◆ **Zitierter Abschnitt**:
· · · · ·

Samstag, 06, Dezember 2008
Arbeitsgruppe «Kinderschutz» gegründet
Frankfurt (Oder) (ddp-lbg). Eine aus Vertretern mehrerer Behörden bestehende Arbeitsgruppe «Kinderschutz» hat sich diese Woche in Frankfurt (Oder) konstituiert. Das Gremium soll Maßnahmen zur Vorbeugung von Kindesmisshandlung oder -tötung vorschlagen und solche Vorfälle analysieren, wie die Stadtverwaltung bekanntgab. Anlass für die Etablierung der Arbeitsgruppe ist der Hungertod eines sechs Monate alten Babys im Februar in einer Frankfurter Wohnung. Die Eltern waren im August zu sieben und zehn Jahren Haft verurteilt worden.
Der Arbeitsgruppe gehören den Angaben zufolge Vertreter der Jugendhilfe, der Kindertagesstätten, des Kinder- und Jugendnotdienstes, von Polizei, Staatsanwaltschaft, Gerichten und Stadtverwaltung an. Das Gremium will regelmäßig Erfahrungen zum Kinderschutz austauschen, die Unterstützung «für Familien in belastenden Lebenslagen» und die Intervention in akuten Fällen fördern sowie einen Handlungsleitfaden zum Umgang bei Kindesmisshandlungen diskutieren. Als weitere Maßnahme führte die Stadtverwaltung einen Babybesuchsdienst ein.

· · · · ·

(Daten zur Erkennung des Dokumentlayouts)
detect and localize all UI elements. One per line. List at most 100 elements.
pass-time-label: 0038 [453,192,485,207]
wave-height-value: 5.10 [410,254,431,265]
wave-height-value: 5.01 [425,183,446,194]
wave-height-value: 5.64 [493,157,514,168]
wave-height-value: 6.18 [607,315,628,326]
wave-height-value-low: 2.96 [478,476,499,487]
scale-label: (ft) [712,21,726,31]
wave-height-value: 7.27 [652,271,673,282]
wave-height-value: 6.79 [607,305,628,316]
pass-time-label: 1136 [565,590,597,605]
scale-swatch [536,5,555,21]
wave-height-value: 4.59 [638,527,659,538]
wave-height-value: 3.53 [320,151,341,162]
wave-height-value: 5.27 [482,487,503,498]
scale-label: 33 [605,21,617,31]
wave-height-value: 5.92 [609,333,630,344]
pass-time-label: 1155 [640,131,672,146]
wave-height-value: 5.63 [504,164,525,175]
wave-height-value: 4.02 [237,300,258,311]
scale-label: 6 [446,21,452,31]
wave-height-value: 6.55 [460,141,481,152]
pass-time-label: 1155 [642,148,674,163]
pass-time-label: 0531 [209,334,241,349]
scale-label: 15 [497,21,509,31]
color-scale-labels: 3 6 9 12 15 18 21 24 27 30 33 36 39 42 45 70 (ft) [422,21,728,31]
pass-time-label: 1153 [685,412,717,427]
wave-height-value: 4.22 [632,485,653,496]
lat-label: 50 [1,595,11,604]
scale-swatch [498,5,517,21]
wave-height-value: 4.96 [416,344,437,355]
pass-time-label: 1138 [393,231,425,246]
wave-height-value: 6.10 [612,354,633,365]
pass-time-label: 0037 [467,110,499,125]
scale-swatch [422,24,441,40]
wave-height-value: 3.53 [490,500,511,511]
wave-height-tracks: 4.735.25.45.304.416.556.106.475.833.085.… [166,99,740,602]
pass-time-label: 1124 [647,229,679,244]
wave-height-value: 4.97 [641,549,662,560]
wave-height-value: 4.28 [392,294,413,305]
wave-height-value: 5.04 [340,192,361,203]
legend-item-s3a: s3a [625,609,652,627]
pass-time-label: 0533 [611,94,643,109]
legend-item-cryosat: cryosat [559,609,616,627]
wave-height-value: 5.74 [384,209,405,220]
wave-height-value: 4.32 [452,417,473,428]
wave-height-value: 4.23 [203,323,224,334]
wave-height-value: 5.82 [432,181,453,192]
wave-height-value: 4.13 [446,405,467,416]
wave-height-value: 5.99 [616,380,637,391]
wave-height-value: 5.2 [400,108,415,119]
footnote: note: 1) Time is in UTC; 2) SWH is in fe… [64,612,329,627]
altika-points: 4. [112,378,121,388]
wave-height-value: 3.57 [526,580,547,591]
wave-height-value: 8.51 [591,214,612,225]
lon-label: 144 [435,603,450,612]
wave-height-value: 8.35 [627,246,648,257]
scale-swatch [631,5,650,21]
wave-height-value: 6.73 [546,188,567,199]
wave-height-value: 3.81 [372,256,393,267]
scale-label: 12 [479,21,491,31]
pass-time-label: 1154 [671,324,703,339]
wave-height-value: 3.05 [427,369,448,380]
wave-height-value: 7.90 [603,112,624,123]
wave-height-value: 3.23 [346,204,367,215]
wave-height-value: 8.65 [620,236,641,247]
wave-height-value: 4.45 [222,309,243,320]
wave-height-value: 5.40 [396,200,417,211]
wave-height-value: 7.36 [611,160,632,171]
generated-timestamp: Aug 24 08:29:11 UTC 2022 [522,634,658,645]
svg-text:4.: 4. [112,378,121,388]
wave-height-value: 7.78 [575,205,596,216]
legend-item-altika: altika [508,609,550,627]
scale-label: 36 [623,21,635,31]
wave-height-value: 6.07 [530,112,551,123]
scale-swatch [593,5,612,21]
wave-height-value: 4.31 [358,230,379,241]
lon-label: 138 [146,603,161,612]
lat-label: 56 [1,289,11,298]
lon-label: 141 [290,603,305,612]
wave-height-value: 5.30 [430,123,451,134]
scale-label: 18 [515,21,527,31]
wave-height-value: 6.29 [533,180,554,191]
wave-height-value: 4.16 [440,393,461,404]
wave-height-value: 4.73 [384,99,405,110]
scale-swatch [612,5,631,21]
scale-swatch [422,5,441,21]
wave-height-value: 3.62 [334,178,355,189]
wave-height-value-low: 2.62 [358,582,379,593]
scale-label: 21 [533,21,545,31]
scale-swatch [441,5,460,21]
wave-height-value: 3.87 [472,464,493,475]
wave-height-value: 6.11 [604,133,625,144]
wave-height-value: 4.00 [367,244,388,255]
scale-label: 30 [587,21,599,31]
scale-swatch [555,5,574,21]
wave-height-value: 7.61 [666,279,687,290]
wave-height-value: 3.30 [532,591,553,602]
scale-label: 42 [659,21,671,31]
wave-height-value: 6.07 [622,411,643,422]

· · · · ·

◆ **Aufgabe**:
Stimmen die folgenden Aussagen mit dem zitierten Abschnitt überein? Beantworte jede mit Ja oder Nein und belege sie mit den entscheidenden Worten des Abschnitts in wörtlichem Zitat.
1. Die Arbeitsgruppe hat sich in Frankfurt (Oder) konstituiert.
2. Der Arbeitsgruppe gehören Vertreter der Schulen an.
3. Das verhungerte Baby war sechs Monate alt.

◆ **Lösung**:
1. Ja: „hat sich diese Woche in Frankfurt (Oder) konstituiert“
2. Nein: „Der Arbeitsgruppe gehören den Angaben zufolge Vertreter der Jugendhilfe, der Kindertagesstätten, des Kinder- und Jugendnotdienstes, von Polizei, Staatsanwaltschaft, Gerichten und Stadtverwaltung an.“
3. Ja: „der Hungertod eines sechs Monate alten Babys“